[Excerpted text]
· · · · · · ·

Population (2023-12-31)
- • Total: 4,078
- • Density: 110/km^{2} (290/sq mi)
- Time zone: UTC+01:00 (CET)
- • Summer (DST): UTC+02:00 (CEST)
- Postal codes: 85643
- Dialling codes: 08094
- Vehicle registration: EBE
- Website: www.gemeinde-steinhoering.de

= Steinhöring =

Steinhöring is a community in the Upper Bavarian district of Ebersberg.

== Geography ==
Steinhöring lies in the Munich Region. It lies in the south-east of the Ebersberger Forst (forest) which is one of the largest continuous area of woodlands in Germany.

It includes two traditional rural land units (Gemarkungen in German) named Sankt Christoph and Steinhöring.

Neighbouring communities are Ebersberg, Hohenlinden and Frauenneuharting.

· · · · · · ·

[Exercises to complete]
**A)** Return, word for word, the part of the Steinhöring text that opens with the words containing "- • Summer (DST): UTC+02:00" and closes with "woodlands in Germany.".
**B)** Resume the Steinhöring text after its last sentence and keep writing it.

· · · · · · ·

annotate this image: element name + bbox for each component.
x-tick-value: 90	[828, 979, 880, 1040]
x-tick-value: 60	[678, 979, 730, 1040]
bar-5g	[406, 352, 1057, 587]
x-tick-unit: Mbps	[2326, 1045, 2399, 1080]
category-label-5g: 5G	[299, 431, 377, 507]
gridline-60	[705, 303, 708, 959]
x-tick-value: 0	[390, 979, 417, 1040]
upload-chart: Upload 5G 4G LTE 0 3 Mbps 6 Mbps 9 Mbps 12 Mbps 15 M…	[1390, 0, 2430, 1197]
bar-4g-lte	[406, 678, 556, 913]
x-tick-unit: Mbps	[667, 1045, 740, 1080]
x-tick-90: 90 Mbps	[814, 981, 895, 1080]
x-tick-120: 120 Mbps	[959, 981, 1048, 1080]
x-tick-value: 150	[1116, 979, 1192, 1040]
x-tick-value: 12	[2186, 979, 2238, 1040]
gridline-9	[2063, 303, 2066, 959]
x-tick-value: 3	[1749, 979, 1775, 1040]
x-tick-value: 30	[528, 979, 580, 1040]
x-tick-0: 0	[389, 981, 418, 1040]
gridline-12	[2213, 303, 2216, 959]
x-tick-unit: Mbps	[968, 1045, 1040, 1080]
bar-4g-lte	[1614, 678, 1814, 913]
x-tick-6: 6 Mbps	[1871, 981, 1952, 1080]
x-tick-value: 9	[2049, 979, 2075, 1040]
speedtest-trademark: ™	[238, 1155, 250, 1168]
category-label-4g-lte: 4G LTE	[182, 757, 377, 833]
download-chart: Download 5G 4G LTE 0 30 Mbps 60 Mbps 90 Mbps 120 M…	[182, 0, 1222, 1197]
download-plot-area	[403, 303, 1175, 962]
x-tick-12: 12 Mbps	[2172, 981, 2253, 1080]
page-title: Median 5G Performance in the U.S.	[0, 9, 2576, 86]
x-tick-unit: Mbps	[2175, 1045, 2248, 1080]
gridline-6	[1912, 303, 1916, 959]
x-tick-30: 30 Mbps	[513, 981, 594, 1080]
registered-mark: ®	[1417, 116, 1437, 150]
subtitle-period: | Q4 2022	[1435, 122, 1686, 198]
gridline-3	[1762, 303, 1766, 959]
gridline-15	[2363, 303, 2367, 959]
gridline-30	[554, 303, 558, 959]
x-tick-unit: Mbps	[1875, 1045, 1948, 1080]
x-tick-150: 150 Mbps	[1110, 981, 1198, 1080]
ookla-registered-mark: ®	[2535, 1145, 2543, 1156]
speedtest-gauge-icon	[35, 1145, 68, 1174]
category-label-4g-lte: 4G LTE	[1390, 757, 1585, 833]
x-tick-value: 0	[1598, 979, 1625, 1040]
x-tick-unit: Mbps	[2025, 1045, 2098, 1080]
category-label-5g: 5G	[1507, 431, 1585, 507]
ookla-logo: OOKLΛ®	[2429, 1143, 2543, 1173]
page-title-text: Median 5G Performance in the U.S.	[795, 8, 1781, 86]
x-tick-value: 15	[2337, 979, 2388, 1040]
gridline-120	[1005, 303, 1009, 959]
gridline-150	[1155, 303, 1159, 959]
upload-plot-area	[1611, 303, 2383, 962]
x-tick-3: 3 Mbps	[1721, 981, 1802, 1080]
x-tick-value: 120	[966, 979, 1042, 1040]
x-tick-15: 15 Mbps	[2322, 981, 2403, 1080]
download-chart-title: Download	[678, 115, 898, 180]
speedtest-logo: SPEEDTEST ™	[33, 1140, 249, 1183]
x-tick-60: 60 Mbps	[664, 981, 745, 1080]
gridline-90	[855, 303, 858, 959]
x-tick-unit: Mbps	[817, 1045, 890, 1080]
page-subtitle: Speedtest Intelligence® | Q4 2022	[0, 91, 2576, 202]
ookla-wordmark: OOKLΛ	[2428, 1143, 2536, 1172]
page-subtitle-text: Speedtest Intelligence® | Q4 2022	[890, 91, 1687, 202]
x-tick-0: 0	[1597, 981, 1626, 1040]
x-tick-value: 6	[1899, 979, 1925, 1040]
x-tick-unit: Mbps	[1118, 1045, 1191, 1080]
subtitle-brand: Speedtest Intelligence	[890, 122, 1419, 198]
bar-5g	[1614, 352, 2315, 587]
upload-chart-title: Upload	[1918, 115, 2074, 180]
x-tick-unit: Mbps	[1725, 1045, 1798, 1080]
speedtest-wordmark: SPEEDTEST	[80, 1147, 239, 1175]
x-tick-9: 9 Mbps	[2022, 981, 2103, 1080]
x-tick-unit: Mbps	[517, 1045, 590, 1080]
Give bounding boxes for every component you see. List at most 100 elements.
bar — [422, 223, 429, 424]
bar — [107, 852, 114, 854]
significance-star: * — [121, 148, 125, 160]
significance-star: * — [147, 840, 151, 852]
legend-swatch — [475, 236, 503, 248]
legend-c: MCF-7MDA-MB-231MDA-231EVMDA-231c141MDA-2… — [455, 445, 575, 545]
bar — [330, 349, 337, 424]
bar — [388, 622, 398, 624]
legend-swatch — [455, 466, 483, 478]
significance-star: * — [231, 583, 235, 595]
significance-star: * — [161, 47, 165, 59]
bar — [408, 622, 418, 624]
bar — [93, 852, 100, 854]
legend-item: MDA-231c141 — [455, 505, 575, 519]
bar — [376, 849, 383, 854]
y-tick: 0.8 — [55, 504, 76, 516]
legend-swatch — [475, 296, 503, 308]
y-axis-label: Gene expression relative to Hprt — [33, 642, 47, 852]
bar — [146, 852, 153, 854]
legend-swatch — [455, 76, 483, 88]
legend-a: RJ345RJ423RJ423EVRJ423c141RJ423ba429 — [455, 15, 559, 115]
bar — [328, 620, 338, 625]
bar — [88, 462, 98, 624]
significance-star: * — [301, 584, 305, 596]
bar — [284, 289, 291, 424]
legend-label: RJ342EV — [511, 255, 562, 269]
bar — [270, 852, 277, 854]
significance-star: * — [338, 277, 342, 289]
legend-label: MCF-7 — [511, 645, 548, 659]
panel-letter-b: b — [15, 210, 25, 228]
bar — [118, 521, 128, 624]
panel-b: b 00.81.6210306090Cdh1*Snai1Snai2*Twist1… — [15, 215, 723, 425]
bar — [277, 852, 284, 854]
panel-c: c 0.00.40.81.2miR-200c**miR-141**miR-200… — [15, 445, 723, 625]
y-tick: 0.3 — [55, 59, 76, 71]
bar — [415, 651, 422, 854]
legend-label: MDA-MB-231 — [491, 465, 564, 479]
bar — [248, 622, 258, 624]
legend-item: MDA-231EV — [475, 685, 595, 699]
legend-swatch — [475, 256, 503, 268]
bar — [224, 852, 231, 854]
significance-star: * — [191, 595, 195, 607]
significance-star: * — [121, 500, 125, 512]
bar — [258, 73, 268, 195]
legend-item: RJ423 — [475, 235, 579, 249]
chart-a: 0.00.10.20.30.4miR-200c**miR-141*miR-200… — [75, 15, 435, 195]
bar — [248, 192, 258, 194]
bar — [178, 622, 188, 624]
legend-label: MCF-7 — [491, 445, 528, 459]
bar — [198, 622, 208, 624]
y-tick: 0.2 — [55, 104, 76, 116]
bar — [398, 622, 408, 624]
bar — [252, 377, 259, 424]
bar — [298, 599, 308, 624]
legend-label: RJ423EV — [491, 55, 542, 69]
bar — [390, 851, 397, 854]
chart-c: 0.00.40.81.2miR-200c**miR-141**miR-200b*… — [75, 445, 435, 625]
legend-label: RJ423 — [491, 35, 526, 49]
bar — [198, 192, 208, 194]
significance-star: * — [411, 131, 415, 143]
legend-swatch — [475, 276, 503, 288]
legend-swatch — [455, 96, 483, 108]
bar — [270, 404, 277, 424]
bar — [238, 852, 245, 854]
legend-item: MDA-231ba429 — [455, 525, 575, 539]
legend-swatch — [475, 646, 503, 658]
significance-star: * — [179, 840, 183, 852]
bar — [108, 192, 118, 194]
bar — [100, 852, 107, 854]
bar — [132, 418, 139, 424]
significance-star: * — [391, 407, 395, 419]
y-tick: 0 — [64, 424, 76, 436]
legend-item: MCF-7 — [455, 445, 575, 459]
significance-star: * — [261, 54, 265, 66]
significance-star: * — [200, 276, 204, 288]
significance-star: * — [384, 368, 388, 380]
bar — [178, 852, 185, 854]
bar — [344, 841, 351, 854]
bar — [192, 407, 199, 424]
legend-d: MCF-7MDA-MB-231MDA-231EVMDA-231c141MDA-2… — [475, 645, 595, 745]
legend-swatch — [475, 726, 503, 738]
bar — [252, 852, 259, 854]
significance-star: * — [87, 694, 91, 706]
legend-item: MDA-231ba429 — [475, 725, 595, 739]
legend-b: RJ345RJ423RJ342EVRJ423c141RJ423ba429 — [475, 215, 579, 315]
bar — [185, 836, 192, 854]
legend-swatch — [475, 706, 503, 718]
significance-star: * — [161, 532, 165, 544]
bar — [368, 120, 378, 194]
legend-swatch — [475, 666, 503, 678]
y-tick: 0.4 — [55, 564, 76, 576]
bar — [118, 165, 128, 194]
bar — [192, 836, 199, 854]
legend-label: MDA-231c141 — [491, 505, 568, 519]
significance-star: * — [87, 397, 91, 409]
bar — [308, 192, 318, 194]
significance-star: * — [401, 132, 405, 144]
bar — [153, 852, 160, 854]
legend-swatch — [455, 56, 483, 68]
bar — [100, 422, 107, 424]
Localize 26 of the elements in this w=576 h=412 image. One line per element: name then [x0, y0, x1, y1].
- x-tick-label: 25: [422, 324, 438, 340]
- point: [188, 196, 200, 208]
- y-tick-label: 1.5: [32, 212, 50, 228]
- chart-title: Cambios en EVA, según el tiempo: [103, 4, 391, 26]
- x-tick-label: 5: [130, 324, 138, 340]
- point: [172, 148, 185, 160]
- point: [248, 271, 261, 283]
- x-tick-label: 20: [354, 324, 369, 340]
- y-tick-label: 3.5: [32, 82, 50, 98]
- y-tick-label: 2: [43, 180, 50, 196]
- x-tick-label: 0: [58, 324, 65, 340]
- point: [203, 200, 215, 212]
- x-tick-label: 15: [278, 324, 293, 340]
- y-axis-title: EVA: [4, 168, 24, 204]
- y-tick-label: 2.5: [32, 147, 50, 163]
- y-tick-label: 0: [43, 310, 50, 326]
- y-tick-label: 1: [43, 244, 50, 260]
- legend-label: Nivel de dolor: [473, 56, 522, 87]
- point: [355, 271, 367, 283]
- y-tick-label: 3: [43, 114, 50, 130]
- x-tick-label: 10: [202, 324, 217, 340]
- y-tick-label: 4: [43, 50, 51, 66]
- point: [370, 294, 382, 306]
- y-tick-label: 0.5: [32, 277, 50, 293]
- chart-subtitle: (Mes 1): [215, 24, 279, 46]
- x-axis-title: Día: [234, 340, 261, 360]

· · · · · · ·

[Replies]
**A)**
- • Summer (DST): UTC+02:00 (CEST)
- Postal codes: 85643
- Dialling codes: 08094
- Vehicle registration: EBE
- Website: www.gemeinde-steinhoering.de

= Steinhöring =

Steinhöring is a community in the Upper Bavarian district of Ebersberg.

== Geography ==
Steinhöring lies in the Munich Region. It lies in the south-east of the Ebersberger Forst (forest) which is one of the largest continuous area of woodlands in Germany.

**B)**
=== Subdivisions ===
Steinhöring is divided into many boroughs:

Sankt Christoph and Tulling; Abersdorf, Berg, Endorf, Hintsberg, Schützen und Sensau; the hamlets Aschau, Au, Dichtlmühle, Dietmering, Elchering, Etzenberg, Graben, Höhenberg, Holzhäusln, Kraiß, Niederaltmannsberg, Oberseifsieden, Ötzmann, Rupertsdorf, Schechen, Sprinzenöd, Unterseifsieden, Wall, Welling, Winkl and Zaißing as well as the housing-groups of Blöckl, Buchschechen, Helletsgaden, Hofstett, Hub, Lehen, Lieging, Mayrhof, Meiletskirchen, Neuhardsberg, Oed, Oelmühle, Ranhartsberg, Salzburg, Schätzl, Schweig, Stinau, Thailing, Untermeierhof and Winkl b. Sankt Christoph.

== History ==
The community’s first documentary mention was in 824. By the 16th century, Steinhöring boasted a regionally important postal station. It belonged to the Rentamt of Munich and the Court of Swabia of the Electorate of Bavaria and was the seat of a captaincy (Hauptmannschaft).

In 1936, the Nazi racial organization Lebensborn’s first “Mother-Child-Home” (Mutter-Kind-Heim) was opened in Steinhöring.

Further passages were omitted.